Your task: Pull every line holding the string "page" from the records below.

* START Dataset entries *

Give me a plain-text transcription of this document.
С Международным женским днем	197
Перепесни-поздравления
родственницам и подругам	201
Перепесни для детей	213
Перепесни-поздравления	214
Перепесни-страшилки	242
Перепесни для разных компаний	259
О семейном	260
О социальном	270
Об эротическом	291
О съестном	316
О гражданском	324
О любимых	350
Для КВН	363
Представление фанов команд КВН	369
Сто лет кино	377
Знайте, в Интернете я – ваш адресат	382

* END Dataset entries *
* START Dataset entries *

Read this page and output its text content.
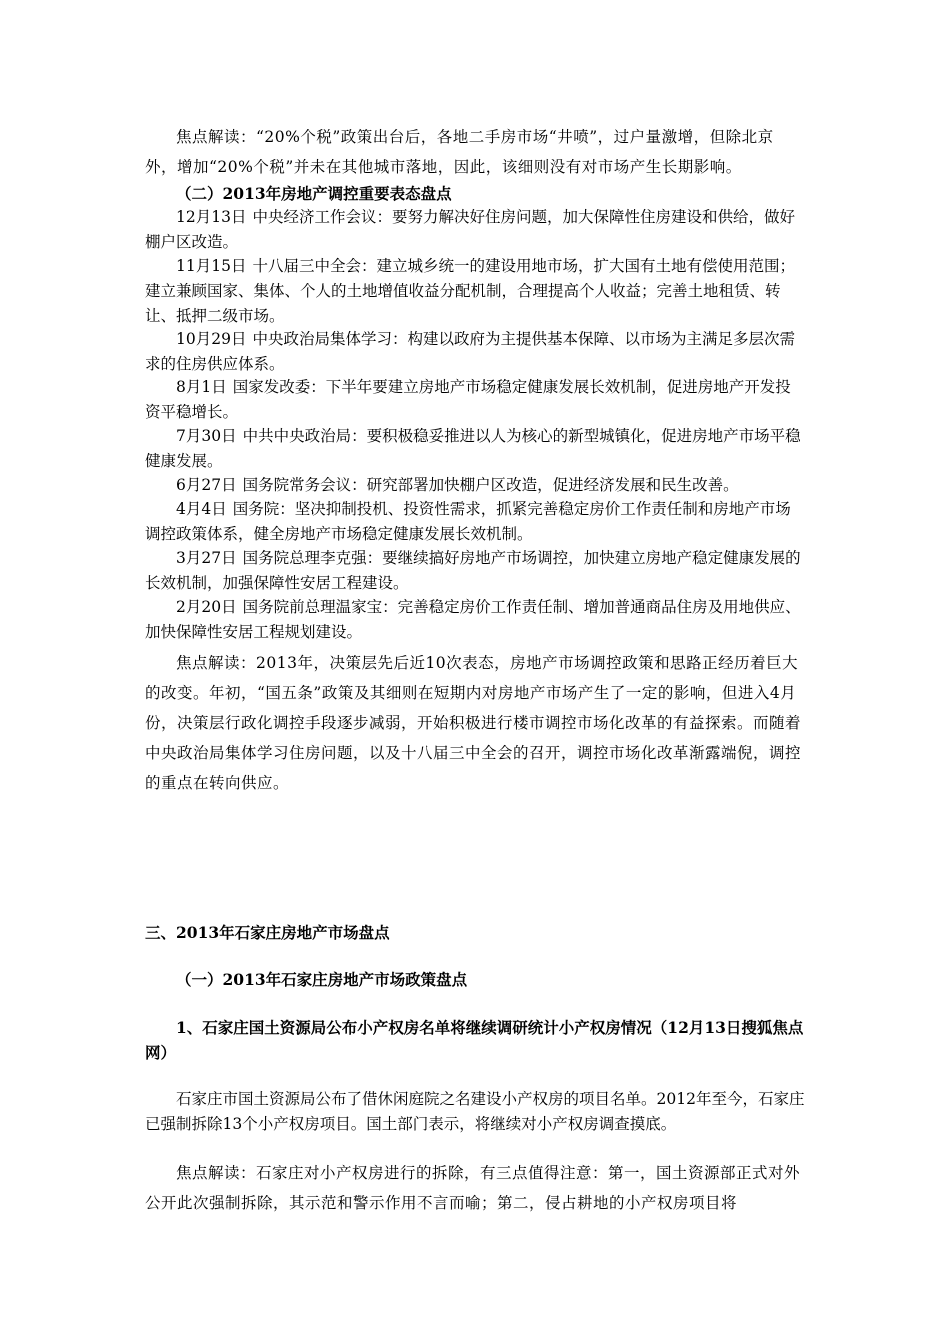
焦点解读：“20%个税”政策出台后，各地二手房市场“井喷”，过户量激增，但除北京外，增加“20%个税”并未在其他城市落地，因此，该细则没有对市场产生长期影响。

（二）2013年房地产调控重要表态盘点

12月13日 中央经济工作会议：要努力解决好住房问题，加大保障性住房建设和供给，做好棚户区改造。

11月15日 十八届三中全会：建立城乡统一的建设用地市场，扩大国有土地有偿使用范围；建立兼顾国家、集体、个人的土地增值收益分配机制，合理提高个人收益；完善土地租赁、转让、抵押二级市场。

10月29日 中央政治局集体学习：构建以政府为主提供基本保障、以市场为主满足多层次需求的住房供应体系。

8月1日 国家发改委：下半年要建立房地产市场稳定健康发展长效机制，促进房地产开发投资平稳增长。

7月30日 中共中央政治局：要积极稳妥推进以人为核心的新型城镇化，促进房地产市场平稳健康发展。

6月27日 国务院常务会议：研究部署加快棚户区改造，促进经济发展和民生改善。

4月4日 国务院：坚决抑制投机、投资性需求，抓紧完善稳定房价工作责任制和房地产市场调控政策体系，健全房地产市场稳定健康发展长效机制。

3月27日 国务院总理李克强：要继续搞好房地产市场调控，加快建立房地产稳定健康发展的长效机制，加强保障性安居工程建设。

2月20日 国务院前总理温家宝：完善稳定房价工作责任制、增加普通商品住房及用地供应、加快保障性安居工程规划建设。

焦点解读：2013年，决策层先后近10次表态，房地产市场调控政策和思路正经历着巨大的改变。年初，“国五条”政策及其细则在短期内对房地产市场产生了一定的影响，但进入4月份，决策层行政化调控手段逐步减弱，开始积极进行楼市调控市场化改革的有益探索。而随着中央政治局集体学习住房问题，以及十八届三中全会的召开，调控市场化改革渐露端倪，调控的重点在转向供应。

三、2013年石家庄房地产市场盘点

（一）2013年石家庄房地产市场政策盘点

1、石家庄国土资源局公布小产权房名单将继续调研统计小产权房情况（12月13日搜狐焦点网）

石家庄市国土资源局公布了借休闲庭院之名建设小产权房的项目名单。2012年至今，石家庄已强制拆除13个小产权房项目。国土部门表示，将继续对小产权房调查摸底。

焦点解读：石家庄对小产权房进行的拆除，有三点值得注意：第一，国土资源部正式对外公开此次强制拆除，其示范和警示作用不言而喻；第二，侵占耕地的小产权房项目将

* END Dataset entries *
* START Dataset entries *

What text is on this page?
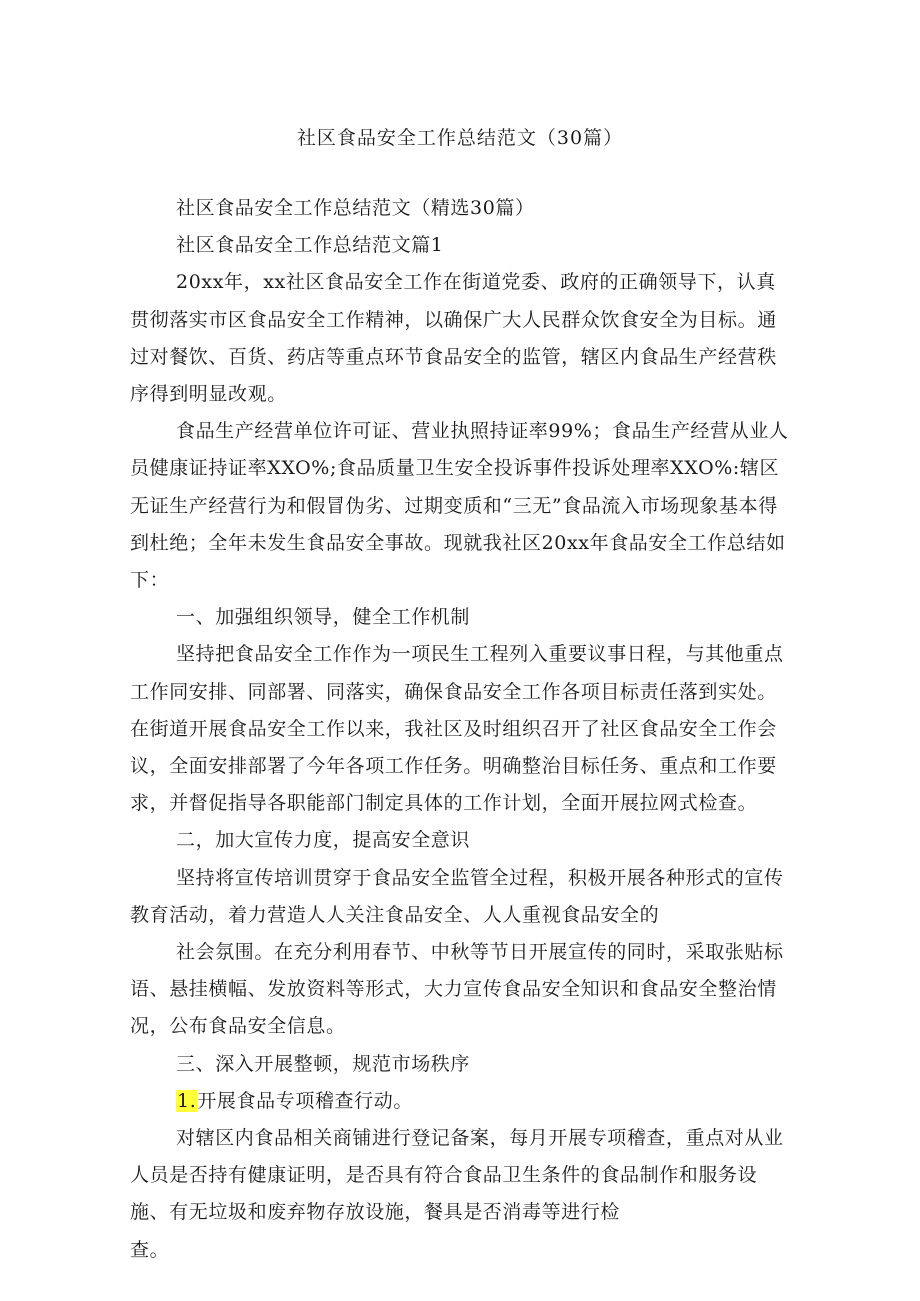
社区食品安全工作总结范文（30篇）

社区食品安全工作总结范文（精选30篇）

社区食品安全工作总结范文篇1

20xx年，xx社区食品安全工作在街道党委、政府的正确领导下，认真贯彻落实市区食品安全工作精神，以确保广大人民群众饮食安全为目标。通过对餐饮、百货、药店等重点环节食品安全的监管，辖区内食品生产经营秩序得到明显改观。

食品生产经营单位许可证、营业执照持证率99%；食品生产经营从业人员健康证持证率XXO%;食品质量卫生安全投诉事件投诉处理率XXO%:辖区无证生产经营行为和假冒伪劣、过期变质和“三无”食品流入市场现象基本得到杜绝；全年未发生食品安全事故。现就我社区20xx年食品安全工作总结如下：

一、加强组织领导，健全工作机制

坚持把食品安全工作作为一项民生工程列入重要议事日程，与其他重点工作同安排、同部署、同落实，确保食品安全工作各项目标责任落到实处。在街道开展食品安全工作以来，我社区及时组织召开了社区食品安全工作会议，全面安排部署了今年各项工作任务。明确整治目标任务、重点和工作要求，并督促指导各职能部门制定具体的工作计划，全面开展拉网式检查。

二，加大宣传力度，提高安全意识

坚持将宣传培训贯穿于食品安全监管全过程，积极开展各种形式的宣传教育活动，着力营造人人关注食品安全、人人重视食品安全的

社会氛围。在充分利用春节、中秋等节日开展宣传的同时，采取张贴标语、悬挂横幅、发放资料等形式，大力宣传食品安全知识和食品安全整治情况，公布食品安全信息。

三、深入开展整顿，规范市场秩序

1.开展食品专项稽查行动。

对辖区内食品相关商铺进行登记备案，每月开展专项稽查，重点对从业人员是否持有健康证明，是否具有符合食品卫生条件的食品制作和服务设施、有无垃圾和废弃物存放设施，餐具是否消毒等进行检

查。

* END Dataset entries *

Solution below:
Read this page and output its text content.
What text is on this page?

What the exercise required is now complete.